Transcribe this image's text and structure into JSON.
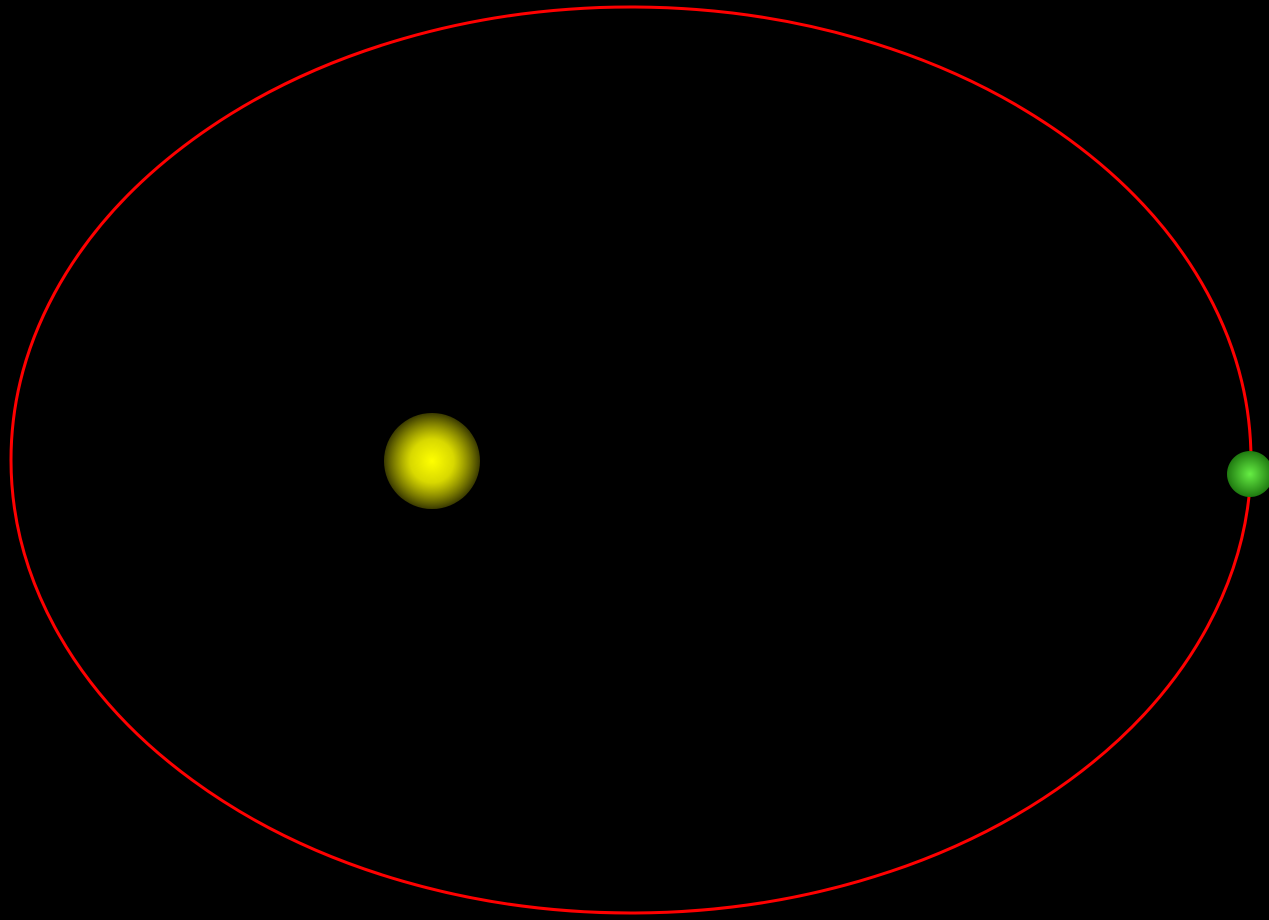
{
  "diagram": {
    "kind": "orbit-diagram",
    "background_color": "#000000",
    "orbit": {
      "color": "#ff0000"
    },
    "sun": {
      "icon": "star-icon",
      "color_core": "#ffff00",
      "color_edge": "#3a3a00"
    },
    "planet": {
      "icon": "planet-icon",
      "color_core": "#66ee44",
      "color_edge": "#1f7a10"
    }
  }
}
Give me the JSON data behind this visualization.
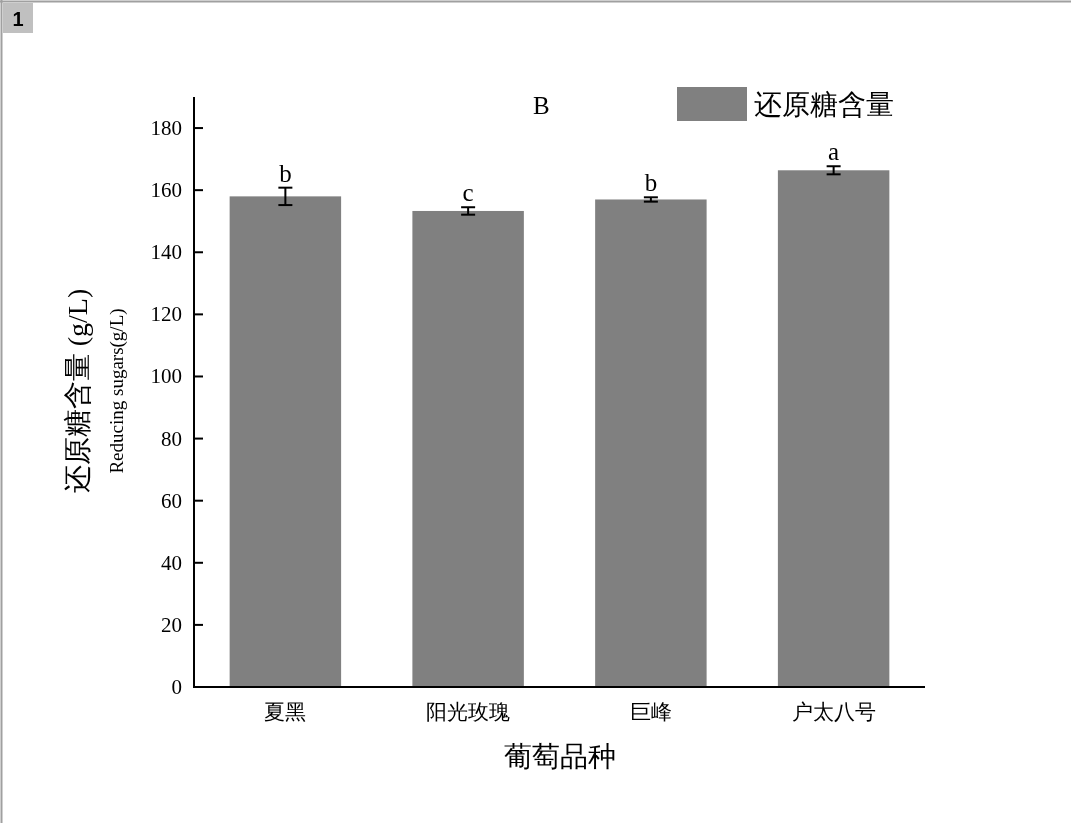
{
  "chart_data": {
    "type": "bar",
    "title": "B",
    "xlabel": "葡萄品种",
    "ylabel": "还原糖含量 (g/L)\nReducing sugars(g/L)",
    "categories": [
      "夏黑",
      "阳光玫瑰",
      "巨峰",
      "户太八号"
    ],
    "series": [
      {
        "name": "还原糖含量",
        "color": "#808080",
        "values": [
          158,
          153.3,
          157,
          166.4
        ],
        "errors": [
          2.8,
          1.2,
          0.7,
          1.3
        ]
      }
    ],
    "ylim": [
      0,
      190
    ],
    "yticks": [
      0,
      20,
      40,
      60,
      80,
      100,
      120,
      140,
      160,
      180
    ],
    "legend": "top right",
    "annotations": [
      {
        "text": "b",
        "x": "夏黑",
        "y": 158
      },
      {
        "text": "c",
        "x": "阳光玫瑰",
        "y": 153.3
      },
      {
        "text": "b",
        "x": "巨峰",
        "y": 157
      },
      {
        "text": "a",
        "x": "户太八号",
        "y": 166.4
      },
      "1"
    ]
  }
}
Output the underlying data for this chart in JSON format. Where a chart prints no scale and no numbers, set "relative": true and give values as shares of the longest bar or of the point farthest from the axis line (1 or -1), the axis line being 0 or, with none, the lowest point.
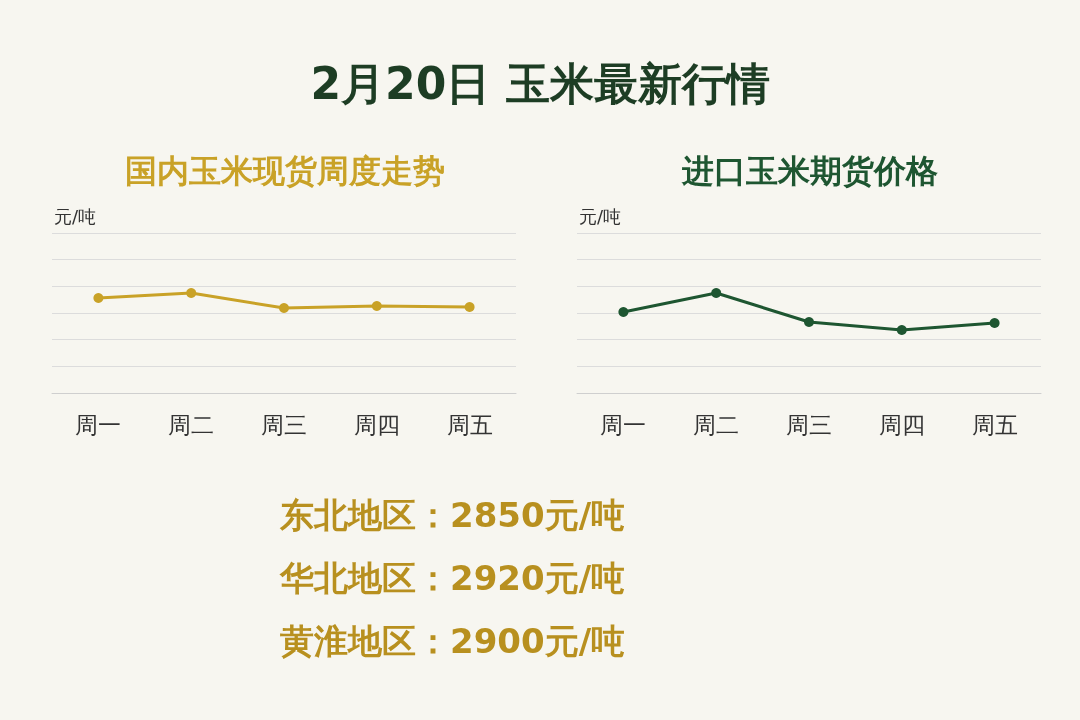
{
  "chart_data": [
    {
      "type": "other",
      "title": "2月20日 玉米最新行情"
    },
    {
      "type": "line",
      "title": "国内玉米现货周度走势",
      "ylabel": "元/吨",
      "categories": [
        "周一",
        "周二",
        "周三",
        "周四",
        "周五"
      ],
      "relative": true,
      "grid": "y",
      "marker": "circle",
      "series": [
        {
          "color": "#c9a227",
          "values": [
            0.95,
            1,
            0.85,
            0.87,
            0.86
          ]
        }
      ]
    },
    {
      "type": "line",
      "title": "进口玉米期货价格",
      "ylabel": "元/吨",
      "categories": [
        "周一",
        "周二",
        "周三",
        "周四",
        "周五"
      ],
      "relative": true,
      "grid": "y",
      "marker": "circle",
      "series": [
        {
          "color": "#1e5631",
          "values": [
            0.81,
            1,
            0.71,
            0.63,
            0.7
          ]
        }
      ]
    },
    {
      "type": "other",
      "annotations": [
        "东北地区：2850元/吨",
        "华北地区：2920元/吨",
        "黄淮地区：2900元/吨"
      ]
    }
  ]
}
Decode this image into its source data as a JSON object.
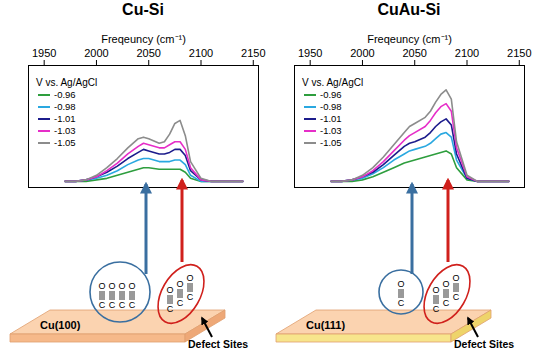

--

[Job]
Retype every entry verbatim and exclude the pictures from the copy.

[Exercise solution]
Transcribe this image's text and structure into JSON.
{
  "diagram": {
    "kind": "orbit-diagram",
    "background_color": "#000000",
    "orbit": {
      "color": "#ff0000"
    },
    "sun": {
      "icon": "star-icon",
      "color_core": "#ffff00",
      "color_edge": "#3a3a00"
    },
    "planet": {
      "icon": "planet-icon",
      "color_core": "#66ee44",
      "color_edge": "#1f7a10"
    }
  }
}
Give me the JSON data behind this visualization.
{
  "chart_data": {
    "type": "bar",
    "title": "B",
    "xlabel": "葡萄品种",
    "ylabel": "还原糖含量 (g/L)\nReducing sugars(g/L)",
    "categories": [
      "夏黑",
      "阳光玫瑰",
      "巨峰",
      "户太八号"
    ],
    "series": [
      {
        "name": "还原糖含量",
        "color": "#808080",
        "values": [
          158,
          153.3,
          157,
          166.4
        ],
        "errors": [
          2.8,
          1.2,
          0.7,
          1.3
        ]
      }
    ],
    "ylim": [
      0,
      190
    ],
    "yticks": [
      0,
      20,
      40,
      60,
      80,
      100,
      120,
      140,
      160,
      180
    ],
    "legend": "top right",
    "annotations": [
      {
        "text": "b",
        "x": "夏黑",
        "y": 158
      },
      {
        "text": "c",
        "x": "阳光玫瑰",
        "y": 153.3
      },
      {
        "text": "b",
        "x": "巨峰",
        "y": 157
      },
      {
        "text": "a",
        "x": "户太八号",
        "y": 166.4
      },
      "1"
    ]
  }
}
Output the underlying data for this chart in JSON format. Where a chart prints no scale and no numbers, set "relative": true and give values as shares of the longest bar or of the point farthest from the axis line (1 or -1), the axis line being 0 or, with none, the lowest point.
{
  "chart_data": [
    {
      "type": "other",
      "title": "2月20日 玉米最新行情"
    },
    {
      "type": "line",
      "title": "国内玉米现货周度走势",
      "ylabel": "元/吨",
      "categories": [
        "周一",
        "周二",
        "周三",
        "周四",
        "周五"
      ],
      "relative": true,
      "grid": "y",
      "marker": "circle",
      "series": [
        {
          "color": "#c9a227",
          "values": [
            0.95,
            1,
            0.85,
            0.87,
            0.86
          ]
        }
      ]
    },
    {
      "type": "line",
      "title": "进口玉米期货价格",
      "ylabel": "元/吨",
      "categories": [
        "周一",
        "周二",
        "周三",
        "周四",
        "周五"
      ],
      "relative": true,
      "grid": "y",
      "marker": "circle",
      "series": [
        {
          "color": "#1e5631",
          "values": [
            0.81,
            1,
            0.71,
            0.63,
            0.7
          ]
        }
      ]
    },
    {
      "type": "other",
      "annotations": [
        "东北地区：2850元/吨",
        "华北地区：2920元/吨",
        "黄淮地区：2900元/吨"
      ]
    }
  ]
}
Decode this image into its source data as a JSON object.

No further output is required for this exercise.